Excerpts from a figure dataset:
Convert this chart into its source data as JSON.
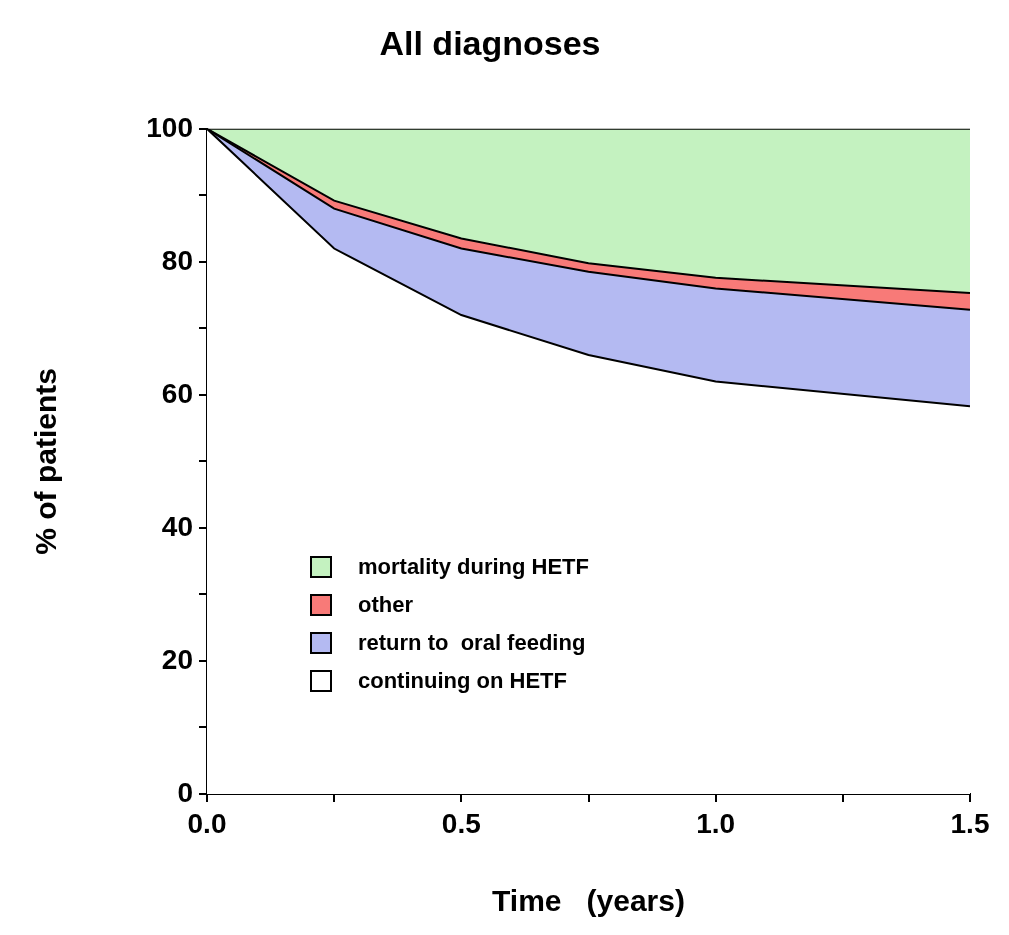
{
  "chart_data": {
    "type": "area",
    "title": "All diagnoses",
    "xlabel": "Time   (years)",
    "ylabel": "% of patients",
    "stacked": true,
    "legend": "bottom left",
    "x": [
      0,
      0.25,
      0.5,
      0.75,
      1.0,
      1.5
    ],
    "xlim": [
      0,
      1.5
    ],
    "xticks": [
      {
        "value": 0,
        "label": "0.0"
      },
      {
        "value": 0.25,
        "label": null
      },
      {
        "value": 0.5,
        "label": "0.5"
      },
      {
        "value": 0.75,
        "label": null
      },
      {
        "value": 1.0,
        "label": "1.0"
      },
      {
        "value": 1.25,
        "label": null
      },
      {
        "value": 1.5,
        "label": "1.5"
      }
    ],
    "ylim": [
      0,
      100
    ],
    "yticks": [
      0,
      {
        "value": 10,
        "label": null
      },
      20,
      {
        "value": 30,
        "label": null
      },
      40,
      {
        "value": 50,
        "label": null
      },
      60,
      {
        "value": 70,
        "label": null
      },
      80,
      {
        "value": 90,
        "label": null
      },
      100
    ],
    "series": [
      {
        "name": "continuing on HETF",
        "color": "#ffffff",
        "values": [
          100,
          82,
          72,
          66,
          62,
          58.3
        ]
      },
      {
        "name": "return to  oral feeding",
        "color": "#b4baf2",
        "values": [
          0,
          6,
          10,
          12.5,
          14,
          14.5
        ]
      },
      {
        "name": "other",
        "color": "#f87a78",
        "values": [
          0,
          1.2,
          1.5,
          1.3,
          1.6,
          2.5
        ]
      },
      {
        "name": "mortality during HETF",
        "color": "#c4f2c0",
        "values": [
          0,
          10.8,
          16.5,
          20.2,
          22.4,
          24.7
        ]
      }
    ]
  }
}
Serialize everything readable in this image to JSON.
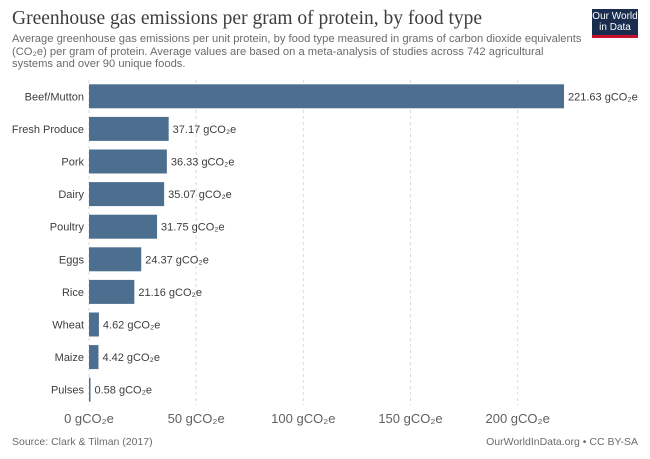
{
  "header": {
    "title": "Greenhouse gas emissions per gram of protein, by food type",
    "subtitle": "Average greenhouse gas emissions per unit protein, by food type measured in grams of carbon dioxide equivalents (CO₂e) per gram of protein. Average values are based on a meta-analysis of studies across 742 agricultural systems and over 90 unique foods."
  },
  "logo": {
    "line1": "Our World",
    "line2": "in Data"
  },
  "footer": {
    "source": "Source: Clark & Tilman (2017)",
    "license": "OurWorldInData.org • CC BY-SA"
  },
  "colors": {
    "bar": "#4d6f8f",
    "grid": "#d9d9d9",
    "text": "#3d3d3d",
    "logo_bg": "#1a2d4f",
    "logo_accent": "#c8102e"
  },
  "chart_data": {
    "type": "bar",
    "orientation": "horizontal",
    "unit": "gCO₂e",
    "categories": [
      "Beef/Mutton",
      "Fresh Produce",
      "Pork",
      "Dairy",
      "Poultry",
      "Eggs",
      "Rice",
      "Wheat",
      "Maize",
      "Pulses"
    ],
    "values": [
      221.63,
      37.17,
      36.33,
      35.07,
      31.75,
      24.37,
      21.16,
      4.62,
      4.42,
      0.58
    ],
    "data_labels": [
      "221.63 gCO₂e",
      "37.17 gCO₂e",
      "36.33 gCO₂e",
      "35.07 gCO₂e",
      "31.75 gCO₂e",
      "24.37 gCO₂e",
      "21.16 gCO₂e",
      "4.62 gCO₂e",
      "4.42 gCO₂e",
      "0.58 gCO₂e"
    ],
    "x_ticks": [
      0,
      50,
      100,
      150,
      200
    ],
    "x_tick_labels": [
      "0 gCO₂e",
      "50 gCO₂e",
      "100 gCO₂e",
      "150 gCO₂e",
      "200 gCO₂e"
    ],
    "xlim": [
      0,
      221.63
    ],
    "grid": true,
    "legend": "none"
  }
}
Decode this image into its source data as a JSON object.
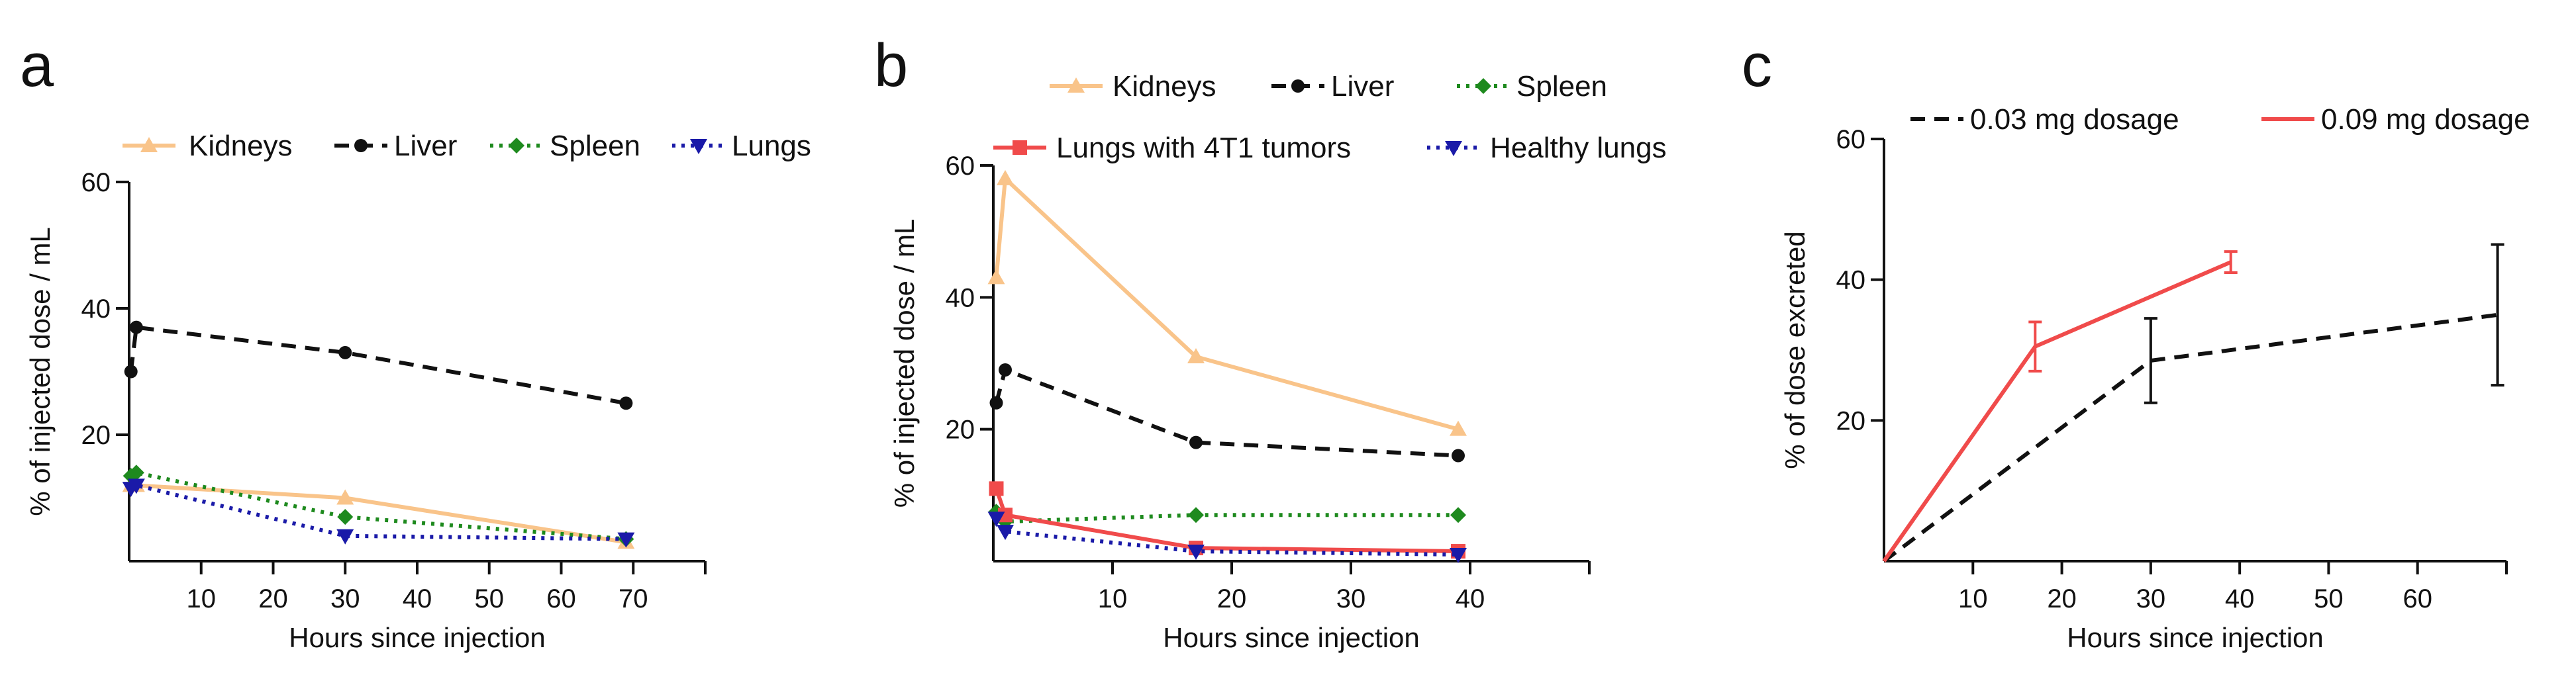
{
  "colors": {
    "kidneys": "#F9C48A",
    "liver": "#111111",
    "spleen": "#1E8A1E",
    "lungs": "#1A1AA8",
    "tumor": "#F04B4B",
    "axis": "#111111"
  },
  "chart_data": [
    {
      "id": "a",
      "panel_label": "a",
      "type": "line",
      "title": "",
      "xlabel": "Hours since injection",
      "ylabel": "% of injected dose / mL",
      "xlim": [
        0,
        80
      ],
      "ylim": [
        0,
        60
      ],
      "xticks": [
        10,
        20,
        30,
        40,
        50,
        60,
        70
      ],
      "yticks": [
        20,
        40,
        60
      ],
      "legend_position": "top",
      "series": [
        {
          "name": "Kidneys",
          "color_key": "kidneys",
          "dash": "solid",
          "marker": "triangle-up",
          "x": [
            0.25,
            1,
            30,
            69
          ],
          "y": [
            12,
            12,
            10,
            3
          ]
        },
        {
          "name": "Liver",
          "color_key": "liver",
          "dash": "dashed",
          "marker": "circle",
          "x": [
            0.25,
            1,
            30,
            69
          ],
          "y": [
            30,
            37,
            33,
            25
          ]
        },
        {
          "name": "Spleen",
          "color_key": "spleen",
          "dash": "dotted",
          "marker": "diamond",
          "x": [
            0.25,
            1,
            30,
            69
          ],
          "y": [
            13.5,
            14,
            7,
            3.5
          ]
        },
        {
          "name": "Lungs",
          "color_key": "lungs",
          "dash": "dotted",
          "marker": "triangle-down",
          "x": [
            0.25,
            1,
            30,
            69
          ],
          "y": [
            11.5,
            12,
            4,
            3.5
          ]
        }
      ]
    },
    {
      "id": "b",
      "panel_label": "b",
      "type": "line",
      "title": "",
      "xlabel": "Hours since injection",
      "ylabel": "% of injected dose / mL",
      "xlim": [
        0,
        50
      ],
      "ylim": [
        0,
        60
      ],
      "xticks": [
        10,
        20,
        30,
        40
      ],
      "yticks": [
        20,
        40,
        60
      ],
      "legend_position": "top",
      "series": [
        {
          "name": "Kidneys",
          "color_key": "kidneys",
          "dash": "solid",
          "marker": "triangle-up",
          "x": [
            0.25,
            1,
            17,
            39
          ],
          "y": [
            43,
            58,
            31,
            20
          ]
        },
        {
          "name": "Liver",
          "color_key": "liver",
          "dash": "dashed",
          "marker": "circle",
          "x": [
            0.25,
            1,
            17,
            39
          ],
          "y": [
            24,
            29,
            18,
            16
          ]
        },
        {
          "name": "Spleen",
          "color_key": "spleen",
          "dash": "dotted",
          "marker": "diamond",
          "x": [
            0.25,
            1,
            17,
            39
          ],
          "y": [
            7.5,
            6,
            7,
            7
          ]
        },
        {
          "name": "Lungs with 4T1 tumors",
          "color_key": "tumor",
          "dash": "solid",
          "marker": "square",
          "x": [
            0.25,
            1,
            17,
            39
          ],
          "y": [
            11,
            7,
            2,
            1.5
          ]
        },
        {
          "name": "Healthy lungs",
          "color_key": "lungs",
          "dash": "dotted",
          "marker": "triangle-down",
          "x": [
            0.25,
            1,
            17,
            39
          ],
          "y": [
            6.5,
            4.5,
            1.5,
            1
          ]
        }
      ]
    },
    {
      "id": "c",
      "panel_label": "c",
      "type": "line",
      "title": "",
      "xlabel": "Hours since injection",
      "ylabel": "% of dose excreted",
      "xlim": [
        0,
        70
      ],
      "ylim": [
        0,
        60
      ],
      "xticks": [
        10,
        20,
        30,
        40,
        50,
        60
      ],
      "yticks": [
        20,
        40,
        60
      ],
      "legend_position": "top",
      "series": [
        {
          "name": "0.03 mg dosage",
          "color_key": "liver",
          "dash": "dashed",
          "marker": "none",
          "x": [
            0,
            30,
            69
          ],
          "y": [
            0,
            28.5,
            35
          ],
          "err": [
            0,
            6,
            10
          ]
        },
        {
          "name": "0.09 mg dosage",
          "color_key": "tumor",
          "dash": "solid",
          "marker": "none",
          "x": [
            0,
            17,
            39
          ],
          "y": [
            0,
            30.5,
            42.5
          ],
          "err": [
            0,
            3.5,
            1.5
          ]
        }
      ]
    }
  ]
}
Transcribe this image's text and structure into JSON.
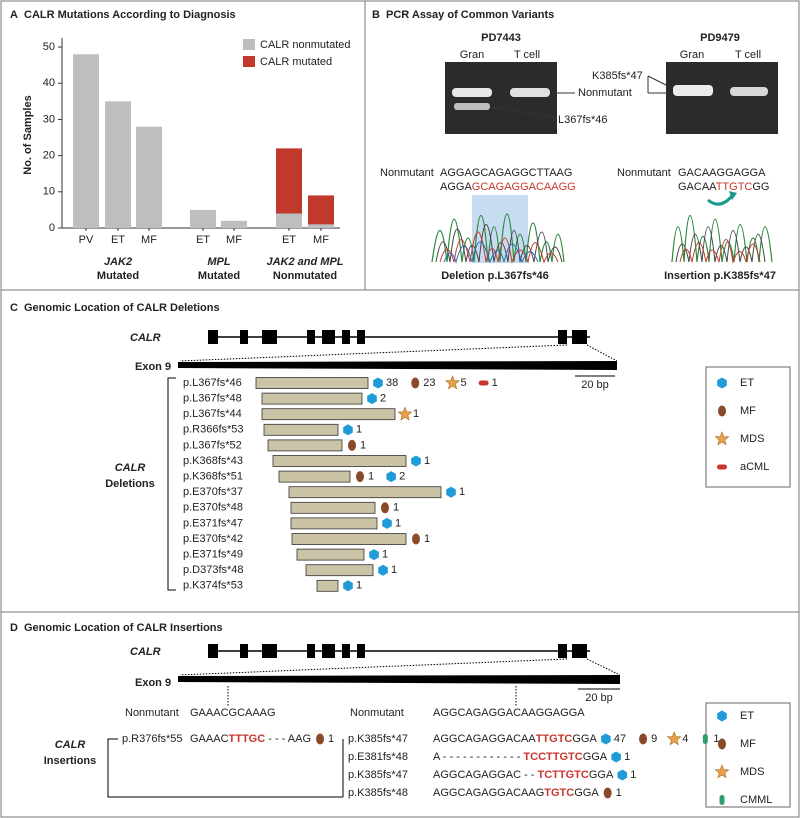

◆ Work order ◆
Would you filter the records and copy each line that contains the word "text"?

◆ Completed exercise ◆
    "text": "#3d3d3d",
Transcribe this image's text and structure into JSON.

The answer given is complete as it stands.